Task statement
Filter the records below for the word "JSON". Copy each line that holds it.
++++ Material for the task
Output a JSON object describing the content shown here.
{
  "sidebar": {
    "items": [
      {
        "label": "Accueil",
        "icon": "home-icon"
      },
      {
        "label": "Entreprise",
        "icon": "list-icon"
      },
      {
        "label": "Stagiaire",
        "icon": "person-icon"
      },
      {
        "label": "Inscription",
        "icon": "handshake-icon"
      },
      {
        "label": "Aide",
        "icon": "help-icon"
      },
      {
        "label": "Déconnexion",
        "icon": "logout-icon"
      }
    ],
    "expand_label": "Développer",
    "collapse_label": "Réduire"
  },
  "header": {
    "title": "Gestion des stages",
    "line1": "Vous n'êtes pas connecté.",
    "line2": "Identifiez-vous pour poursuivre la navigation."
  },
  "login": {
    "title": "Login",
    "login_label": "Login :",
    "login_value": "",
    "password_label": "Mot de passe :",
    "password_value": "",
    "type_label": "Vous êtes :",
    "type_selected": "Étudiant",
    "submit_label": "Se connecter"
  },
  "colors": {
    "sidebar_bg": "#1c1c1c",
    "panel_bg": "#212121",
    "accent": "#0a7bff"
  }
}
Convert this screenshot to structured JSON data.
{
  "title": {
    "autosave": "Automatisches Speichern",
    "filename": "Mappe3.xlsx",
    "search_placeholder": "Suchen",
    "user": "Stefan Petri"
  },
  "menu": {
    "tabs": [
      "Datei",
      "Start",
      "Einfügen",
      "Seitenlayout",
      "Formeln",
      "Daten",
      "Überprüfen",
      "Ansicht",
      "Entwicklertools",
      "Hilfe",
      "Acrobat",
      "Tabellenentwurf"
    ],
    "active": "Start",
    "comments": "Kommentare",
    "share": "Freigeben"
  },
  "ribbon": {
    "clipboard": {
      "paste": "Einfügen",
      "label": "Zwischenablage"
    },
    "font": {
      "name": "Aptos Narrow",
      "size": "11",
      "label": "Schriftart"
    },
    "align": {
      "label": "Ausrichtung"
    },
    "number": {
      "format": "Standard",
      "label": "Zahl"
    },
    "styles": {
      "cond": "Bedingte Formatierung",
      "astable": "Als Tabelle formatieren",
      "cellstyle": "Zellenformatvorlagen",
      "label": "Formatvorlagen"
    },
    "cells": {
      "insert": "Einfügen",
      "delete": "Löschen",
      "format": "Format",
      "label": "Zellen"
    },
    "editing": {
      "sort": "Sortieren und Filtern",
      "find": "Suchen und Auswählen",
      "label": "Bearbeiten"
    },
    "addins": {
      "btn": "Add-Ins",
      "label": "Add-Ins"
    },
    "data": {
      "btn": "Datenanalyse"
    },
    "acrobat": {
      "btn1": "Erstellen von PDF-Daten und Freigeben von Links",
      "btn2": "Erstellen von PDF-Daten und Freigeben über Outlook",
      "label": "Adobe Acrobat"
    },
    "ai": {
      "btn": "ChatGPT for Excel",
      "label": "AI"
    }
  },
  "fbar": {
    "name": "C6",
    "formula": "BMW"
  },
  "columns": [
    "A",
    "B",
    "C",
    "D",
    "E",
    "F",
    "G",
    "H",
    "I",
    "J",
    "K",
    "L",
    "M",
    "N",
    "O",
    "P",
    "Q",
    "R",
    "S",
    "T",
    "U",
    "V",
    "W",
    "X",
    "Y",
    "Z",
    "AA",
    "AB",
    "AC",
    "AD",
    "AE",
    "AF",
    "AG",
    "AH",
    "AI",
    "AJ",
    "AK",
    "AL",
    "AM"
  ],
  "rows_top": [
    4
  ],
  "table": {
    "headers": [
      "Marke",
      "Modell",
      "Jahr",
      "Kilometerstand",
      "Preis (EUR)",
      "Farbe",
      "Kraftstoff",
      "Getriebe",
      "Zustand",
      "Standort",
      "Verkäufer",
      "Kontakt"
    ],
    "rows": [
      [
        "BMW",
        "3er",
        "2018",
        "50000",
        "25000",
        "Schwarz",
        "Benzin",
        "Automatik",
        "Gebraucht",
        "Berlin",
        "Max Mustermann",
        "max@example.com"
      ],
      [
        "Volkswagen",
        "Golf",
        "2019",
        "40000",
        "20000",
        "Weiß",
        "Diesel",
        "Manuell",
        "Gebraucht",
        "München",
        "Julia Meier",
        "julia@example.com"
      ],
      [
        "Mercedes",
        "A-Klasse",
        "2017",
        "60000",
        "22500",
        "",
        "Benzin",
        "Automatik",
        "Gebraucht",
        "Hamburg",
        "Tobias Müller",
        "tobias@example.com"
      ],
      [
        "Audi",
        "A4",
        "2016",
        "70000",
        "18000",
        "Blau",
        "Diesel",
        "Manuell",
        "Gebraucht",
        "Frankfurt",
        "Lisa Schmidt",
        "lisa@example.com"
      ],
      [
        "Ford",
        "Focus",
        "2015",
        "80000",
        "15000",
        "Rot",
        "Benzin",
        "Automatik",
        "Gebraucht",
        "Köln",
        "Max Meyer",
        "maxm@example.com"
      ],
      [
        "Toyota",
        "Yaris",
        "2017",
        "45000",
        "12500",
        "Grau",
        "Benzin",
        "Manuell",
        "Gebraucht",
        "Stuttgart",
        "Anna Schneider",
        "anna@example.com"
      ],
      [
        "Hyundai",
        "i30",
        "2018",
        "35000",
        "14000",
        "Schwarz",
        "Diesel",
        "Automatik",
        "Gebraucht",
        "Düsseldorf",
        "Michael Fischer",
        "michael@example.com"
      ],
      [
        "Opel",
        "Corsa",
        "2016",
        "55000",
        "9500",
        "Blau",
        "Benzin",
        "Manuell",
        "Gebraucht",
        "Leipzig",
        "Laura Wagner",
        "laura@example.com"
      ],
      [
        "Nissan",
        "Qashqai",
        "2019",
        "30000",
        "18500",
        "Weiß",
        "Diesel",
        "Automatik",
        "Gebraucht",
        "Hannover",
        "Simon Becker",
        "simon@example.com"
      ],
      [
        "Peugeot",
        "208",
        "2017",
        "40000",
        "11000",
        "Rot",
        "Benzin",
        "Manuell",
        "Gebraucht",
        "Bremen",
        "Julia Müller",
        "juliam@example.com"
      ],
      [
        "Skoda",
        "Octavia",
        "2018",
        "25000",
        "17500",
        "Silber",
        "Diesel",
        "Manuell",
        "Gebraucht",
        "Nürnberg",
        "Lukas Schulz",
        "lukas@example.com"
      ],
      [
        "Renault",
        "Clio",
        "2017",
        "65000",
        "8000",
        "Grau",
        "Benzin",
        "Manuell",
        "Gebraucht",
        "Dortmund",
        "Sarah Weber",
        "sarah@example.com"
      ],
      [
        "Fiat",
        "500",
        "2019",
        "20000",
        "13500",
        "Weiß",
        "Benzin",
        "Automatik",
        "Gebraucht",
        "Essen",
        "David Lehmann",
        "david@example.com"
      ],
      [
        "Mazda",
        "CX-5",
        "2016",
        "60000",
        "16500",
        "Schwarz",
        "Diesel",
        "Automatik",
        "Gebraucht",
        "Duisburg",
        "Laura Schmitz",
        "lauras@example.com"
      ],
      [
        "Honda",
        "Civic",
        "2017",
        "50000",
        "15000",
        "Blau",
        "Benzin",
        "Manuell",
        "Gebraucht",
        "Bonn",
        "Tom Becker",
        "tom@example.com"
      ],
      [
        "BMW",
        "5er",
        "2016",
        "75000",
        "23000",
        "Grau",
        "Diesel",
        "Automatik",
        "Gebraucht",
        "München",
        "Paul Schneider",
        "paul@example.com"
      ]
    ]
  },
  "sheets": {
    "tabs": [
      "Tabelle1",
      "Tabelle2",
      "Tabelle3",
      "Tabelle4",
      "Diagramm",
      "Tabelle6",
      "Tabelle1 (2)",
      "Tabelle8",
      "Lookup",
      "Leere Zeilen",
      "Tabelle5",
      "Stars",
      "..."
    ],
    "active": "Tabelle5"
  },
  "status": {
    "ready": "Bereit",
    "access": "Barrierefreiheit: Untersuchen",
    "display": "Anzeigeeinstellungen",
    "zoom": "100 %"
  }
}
++++++++
Correct output
Output a JSON object describing the content shown here.
Convert this screenshot to structured JSON data.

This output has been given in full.